● Set task
Search the listing below for "vivant". Copy each matching line.

● Given entries
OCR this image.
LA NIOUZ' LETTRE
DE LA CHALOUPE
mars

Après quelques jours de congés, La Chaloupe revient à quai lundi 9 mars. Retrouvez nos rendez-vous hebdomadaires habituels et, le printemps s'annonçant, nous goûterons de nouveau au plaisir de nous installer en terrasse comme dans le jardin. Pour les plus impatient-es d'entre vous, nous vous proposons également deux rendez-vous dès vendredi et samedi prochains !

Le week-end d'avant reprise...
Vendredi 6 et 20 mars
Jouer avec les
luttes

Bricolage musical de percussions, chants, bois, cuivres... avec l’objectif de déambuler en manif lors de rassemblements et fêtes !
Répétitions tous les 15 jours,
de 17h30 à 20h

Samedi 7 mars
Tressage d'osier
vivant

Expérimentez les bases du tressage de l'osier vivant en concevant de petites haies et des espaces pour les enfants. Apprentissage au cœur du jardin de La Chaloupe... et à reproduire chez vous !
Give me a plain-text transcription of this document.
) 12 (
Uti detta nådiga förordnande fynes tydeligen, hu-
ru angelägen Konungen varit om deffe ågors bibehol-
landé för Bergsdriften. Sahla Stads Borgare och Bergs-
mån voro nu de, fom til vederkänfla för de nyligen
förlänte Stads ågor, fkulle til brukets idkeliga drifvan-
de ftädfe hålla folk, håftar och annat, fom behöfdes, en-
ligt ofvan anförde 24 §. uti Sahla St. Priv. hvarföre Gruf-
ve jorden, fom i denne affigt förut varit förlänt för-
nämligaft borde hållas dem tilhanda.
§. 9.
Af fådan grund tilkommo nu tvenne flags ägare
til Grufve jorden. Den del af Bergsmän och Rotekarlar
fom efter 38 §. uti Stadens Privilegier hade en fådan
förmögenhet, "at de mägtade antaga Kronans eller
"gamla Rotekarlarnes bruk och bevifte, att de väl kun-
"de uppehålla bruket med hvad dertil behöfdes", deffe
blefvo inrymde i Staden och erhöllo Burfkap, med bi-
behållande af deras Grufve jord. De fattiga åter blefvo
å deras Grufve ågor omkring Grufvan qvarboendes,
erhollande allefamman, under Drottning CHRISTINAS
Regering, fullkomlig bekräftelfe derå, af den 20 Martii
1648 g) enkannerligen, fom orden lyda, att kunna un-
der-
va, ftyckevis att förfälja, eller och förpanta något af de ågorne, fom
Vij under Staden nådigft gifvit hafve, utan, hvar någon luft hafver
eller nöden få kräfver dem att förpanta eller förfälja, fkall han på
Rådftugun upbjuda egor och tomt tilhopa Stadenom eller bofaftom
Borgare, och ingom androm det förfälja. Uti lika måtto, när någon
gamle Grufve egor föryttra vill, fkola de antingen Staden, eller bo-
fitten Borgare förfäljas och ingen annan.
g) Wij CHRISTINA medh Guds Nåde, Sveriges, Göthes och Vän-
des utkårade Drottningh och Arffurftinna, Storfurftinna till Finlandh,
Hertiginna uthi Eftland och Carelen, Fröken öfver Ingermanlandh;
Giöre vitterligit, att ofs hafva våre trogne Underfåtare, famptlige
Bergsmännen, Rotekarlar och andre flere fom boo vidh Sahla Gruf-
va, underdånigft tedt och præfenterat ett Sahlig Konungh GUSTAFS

● Worked answer
vivant
Expérimentez les bases du tressage de l'osier vivant en concevant de petites haies et des espaces pour les enfants. Apprentissage au cœur du jardin de La Chaloupe... et à reproduire chez vous !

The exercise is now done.